Set task: Please find all lines in the data that hold the string "name" and copy them.

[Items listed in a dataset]
━━━━━━

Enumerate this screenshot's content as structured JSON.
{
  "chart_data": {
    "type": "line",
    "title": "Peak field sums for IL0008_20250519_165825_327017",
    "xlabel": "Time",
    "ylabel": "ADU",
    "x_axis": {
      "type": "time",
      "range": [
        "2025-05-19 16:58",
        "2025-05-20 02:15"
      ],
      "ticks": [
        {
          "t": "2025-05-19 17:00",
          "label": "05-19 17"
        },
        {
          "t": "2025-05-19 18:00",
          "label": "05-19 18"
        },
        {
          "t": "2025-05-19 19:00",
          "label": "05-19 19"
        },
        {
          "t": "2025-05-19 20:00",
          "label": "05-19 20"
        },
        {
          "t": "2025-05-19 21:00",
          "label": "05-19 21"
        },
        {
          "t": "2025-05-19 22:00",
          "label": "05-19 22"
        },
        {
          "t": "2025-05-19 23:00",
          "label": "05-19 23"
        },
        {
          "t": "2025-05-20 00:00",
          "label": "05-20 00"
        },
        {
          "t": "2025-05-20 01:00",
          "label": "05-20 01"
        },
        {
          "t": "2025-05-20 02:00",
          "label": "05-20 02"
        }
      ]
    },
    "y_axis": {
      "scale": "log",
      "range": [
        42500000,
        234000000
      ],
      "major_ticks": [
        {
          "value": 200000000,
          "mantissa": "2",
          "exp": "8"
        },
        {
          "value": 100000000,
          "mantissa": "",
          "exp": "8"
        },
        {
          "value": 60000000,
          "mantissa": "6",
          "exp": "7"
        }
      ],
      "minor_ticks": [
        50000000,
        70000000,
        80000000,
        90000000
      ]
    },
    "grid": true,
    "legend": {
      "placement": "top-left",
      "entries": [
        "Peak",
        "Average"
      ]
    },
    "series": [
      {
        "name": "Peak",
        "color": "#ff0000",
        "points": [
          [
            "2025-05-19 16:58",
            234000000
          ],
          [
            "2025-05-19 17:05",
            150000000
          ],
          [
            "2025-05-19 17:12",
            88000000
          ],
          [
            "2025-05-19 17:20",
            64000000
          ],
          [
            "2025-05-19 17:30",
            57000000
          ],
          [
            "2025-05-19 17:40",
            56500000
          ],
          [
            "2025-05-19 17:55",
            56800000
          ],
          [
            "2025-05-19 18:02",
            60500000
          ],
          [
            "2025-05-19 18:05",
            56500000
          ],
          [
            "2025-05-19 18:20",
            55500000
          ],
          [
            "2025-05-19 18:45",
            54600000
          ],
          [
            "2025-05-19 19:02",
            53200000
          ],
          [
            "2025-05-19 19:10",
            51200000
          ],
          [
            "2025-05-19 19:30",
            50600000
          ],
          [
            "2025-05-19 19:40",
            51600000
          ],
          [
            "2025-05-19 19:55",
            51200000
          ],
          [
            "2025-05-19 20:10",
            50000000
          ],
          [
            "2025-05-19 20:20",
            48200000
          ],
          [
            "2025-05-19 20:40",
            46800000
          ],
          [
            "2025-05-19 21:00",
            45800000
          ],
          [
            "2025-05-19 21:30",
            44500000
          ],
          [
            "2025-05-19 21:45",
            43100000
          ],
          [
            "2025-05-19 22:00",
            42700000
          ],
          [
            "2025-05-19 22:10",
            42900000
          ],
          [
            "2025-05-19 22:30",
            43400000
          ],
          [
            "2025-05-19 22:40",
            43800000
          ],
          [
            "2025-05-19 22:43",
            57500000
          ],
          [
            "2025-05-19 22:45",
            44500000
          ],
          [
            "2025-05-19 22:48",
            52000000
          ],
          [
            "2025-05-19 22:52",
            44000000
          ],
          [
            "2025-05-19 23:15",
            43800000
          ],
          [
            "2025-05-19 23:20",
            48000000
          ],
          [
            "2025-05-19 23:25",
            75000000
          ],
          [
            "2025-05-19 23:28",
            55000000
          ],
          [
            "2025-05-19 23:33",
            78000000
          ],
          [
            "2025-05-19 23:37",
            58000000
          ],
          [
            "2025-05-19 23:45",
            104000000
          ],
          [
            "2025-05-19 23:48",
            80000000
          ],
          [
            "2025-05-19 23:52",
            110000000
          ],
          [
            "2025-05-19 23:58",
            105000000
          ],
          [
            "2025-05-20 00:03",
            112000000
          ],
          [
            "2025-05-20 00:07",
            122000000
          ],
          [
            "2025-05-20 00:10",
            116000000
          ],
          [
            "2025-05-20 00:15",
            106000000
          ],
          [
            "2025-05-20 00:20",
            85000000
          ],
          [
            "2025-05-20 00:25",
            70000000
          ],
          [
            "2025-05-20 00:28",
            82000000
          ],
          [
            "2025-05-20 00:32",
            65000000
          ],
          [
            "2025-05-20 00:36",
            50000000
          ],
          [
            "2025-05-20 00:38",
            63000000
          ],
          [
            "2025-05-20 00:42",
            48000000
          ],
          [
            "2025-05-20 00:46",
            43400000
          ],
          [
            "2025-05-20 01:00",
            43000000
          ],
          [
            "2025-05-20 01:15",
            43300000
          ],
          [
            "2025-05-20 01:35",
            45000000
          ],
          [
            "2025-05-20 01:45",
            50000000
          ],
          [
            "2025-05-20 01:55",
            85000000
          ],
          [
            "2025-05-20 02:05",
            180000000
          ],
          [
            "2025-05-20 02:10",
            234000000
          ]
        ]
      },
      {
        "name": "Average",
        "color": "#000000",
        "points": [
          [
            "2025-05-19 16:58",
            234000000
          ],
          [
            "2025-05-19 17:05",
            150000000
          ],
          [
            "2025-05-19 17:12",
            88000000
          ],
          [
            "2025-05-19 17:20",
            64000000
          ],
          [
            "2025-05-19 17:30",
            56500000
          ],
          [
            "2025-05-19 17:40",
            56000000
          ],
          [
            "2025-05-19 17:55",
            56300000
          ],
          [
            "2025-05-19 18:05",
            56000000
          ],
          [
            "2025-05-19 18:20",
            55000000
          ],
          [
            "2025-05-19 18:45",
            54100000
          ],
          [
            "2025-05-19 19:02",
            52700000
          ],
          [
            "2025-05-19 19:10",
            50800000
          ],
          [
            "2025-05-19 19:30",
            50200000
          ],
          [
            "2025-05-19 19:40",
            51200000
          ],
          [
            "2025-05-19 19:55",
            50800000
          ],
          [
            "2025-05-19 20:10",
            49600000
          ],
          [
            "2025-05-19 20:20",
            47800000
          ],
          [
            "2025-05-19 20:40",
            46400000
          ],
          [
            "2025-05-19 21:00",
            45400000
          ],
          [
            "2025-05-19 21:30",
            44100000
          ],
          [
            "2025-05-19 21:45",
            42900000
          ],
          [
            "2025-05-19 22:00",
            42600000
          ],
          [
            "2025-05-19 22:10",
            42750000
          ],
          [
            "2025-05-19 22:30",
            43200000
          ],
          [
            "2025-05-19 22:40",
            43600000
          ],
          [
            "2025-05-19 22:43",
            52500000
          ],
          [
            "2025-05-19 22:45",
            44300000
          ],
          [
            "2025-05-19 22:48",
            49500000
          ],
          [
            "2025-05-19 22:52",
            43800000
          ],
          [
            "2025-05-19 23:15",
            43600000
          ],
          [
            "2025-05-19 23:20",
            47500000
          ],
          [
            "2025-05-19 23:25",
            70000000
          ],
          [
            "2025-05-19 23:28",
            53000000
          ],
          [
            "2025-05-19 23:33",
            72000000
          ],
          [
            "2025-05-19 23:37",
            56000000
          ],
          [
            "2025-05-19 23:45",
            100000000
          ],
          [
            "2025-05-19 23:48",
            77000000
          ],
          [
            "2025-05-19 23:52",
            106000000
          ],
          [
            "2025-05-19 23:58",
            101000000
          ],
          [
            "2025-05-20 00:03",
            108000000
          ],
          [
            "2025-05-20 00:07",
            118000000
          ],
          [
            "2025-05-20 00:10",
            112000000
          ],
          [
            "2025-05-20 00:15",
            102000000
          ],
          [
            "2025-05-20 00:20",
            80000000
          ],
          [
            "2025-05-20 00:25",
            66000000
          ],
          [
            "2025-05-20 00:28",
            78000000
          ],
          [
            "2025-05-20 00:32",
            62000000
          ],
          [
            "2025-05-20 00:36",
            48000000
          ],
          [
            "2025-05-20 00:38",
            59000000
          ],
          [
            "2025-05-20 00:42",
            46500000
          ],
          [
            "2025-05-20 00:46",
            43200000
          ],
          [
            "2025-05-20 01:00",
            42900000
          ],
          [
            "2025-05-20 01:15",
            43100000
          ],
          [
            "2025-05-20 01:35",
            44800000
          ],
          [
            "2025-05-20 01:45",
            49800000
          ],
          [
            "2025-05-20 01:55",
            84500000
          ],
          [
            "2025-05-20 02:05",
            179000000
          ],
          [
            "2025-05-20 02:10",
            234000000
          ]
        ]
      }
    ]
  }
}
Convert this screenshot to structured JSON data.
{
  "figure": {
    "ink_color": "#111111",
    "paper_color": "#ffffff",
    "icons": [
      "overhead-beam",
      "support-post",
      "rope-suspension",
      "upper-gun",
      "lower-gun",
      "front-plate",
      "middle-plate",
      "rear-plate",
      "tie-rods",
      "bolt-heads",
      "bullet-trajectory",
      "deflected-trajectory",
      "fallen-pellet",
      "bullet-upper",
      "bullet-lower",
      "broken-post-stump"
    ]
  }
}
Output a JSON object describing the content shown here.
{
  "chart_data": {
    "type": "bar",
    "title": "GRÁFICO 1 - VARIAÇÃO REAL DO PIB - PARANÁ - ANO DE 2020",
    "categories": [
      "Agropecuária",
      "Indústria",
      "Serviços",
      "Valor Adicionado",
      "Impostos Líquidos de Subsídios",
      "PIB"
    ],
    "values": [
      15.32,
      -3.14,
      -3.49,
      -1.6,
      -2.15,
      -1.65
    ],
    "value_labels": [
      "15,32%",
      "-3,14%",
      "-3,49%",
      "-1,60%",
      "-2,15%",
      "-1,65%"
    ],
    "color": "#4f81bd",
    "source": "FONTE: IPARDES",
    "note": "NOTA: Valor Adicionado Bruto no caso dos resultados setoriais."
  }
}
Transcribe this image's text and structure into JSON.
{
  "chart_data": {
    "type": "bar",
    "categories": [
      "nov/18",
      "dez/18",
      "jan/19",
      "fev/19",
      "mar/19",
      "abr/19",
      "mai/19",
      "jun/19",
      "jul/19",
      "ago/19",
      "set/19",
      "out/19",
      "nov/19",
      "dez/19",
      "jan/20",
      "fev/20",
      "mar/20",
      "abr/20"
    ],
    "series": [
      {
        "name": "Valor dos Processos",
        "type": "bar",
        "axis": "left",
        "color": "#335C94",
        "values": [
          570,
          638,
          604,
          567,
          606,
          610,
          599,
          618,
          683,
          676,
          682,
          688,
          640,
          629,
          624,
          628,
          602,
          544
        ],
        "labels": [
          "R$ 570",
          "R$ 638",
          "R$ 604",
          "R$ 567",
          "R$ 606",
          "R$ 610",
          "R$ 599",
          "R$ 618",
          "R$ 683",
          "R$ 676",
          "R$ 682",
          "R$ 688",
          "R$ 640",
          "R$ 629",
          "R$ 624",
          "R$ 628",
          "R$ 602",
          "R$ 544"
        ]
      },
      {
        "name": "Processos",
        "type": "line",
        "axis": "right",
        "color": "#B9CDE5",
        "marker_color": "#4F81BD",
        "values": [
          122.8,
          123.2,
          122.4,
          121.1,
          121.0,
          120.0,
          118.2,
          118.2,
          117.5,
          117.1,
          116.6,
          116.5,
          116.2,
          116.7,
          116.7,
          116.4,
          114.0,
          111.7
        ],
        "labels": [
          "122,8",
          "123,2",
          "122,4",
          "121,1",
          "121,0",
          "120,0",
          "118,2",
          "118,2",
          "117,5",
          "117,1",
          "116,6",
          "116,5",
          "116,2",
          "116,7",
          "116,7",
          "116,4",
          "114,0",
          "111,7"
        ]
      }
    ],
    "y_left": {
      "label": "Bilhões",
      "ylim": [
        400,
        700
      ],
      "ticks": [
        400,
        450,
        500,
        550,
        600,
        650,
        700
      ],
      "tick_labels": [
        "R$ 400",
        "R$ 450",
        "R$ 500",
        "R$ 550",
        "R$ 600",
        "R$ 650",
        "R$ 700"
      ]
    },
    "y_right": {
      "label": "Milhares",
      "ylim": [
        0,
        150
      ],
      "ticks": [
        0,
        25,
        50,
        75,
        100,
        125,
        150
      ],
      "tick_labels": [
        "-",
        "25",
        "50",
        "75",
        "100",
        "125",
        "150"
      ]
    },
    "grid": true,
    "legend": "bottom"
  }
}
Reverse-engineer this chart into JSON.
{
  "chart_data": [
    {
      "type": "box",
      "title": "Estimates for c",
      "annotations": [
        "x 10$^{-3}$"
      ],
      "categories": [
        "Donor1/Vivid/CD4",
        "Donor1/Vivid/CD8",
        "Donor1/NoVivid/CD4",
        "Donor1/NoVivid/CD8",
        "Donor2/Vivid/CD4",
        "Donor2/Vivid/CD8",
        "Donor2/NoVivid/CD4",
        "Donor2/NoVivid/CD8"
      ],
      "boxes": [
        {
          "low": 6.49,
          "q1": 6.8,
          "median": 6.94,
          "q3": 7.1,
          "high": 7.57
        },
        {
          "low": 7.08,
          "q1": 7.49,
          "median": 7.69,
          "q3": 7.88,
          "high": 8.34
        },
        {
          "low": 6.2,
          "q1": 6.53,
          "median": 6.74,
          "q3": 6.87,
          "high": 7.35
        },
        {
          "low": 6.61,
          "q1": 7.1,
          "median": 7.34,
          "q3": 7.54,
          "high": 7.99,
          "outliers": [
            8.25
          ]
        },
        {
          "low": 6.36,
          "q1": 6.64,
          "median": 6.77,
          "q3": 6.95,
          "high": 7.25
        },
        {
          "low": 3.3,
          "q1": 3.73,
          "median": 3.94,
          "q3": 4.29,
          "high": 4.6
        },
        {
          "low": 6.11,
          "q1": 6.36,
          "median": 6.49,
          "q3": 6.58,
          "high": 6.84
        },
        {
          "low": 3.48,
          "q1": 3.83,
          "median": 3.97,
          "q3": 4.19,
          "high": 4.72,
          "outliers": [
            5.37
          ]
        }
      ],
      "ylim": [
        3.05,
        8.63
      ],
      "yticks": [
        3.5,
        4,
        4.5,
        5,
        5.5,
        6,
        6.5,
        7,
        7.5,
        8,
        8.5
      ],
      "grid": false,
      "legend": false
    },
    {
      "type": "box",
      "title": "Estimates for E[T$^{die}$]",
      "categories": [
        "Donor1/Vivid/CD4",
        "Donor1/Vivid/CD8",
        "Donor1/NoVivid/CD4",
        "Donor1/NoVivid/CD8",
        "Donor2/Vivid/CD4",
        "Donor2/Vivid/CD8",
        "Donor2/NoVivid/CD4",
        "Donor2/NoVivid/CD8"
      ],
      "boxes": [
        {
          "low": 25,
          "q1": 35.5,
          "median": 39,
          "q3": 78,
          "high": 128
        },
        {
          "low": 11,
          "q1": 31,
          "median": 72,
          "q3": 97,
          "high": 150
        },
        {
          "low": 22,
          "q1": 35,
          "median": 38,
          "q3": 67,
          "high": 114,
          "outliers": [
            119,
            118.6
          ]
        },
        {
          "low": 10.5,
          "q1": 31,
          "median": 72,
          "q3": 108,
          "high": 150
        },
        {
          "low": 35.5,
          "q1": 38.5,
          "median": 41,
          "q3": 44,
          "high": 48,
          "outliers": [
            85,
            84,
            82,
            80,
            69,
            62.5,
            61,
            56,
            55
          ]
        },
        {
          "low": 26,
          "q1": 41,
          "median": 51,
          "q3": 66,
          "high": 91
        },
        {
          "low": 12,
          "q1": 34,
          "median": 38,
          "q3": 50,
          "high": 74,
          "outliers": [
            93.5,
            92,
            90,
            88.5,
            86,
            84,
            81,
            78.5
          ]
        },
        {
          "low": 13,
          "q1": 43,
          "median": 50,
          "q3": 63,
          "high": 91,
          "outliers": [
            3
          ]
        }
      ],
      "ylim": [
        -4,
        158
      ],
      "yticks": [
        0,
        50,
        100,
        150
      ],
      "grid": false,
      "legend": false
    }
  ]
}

━━━━━━

Solution:
        "name": "Peak",
        "name": "Average",
        "name": "Valor dos Processos",
        "name": "Processos",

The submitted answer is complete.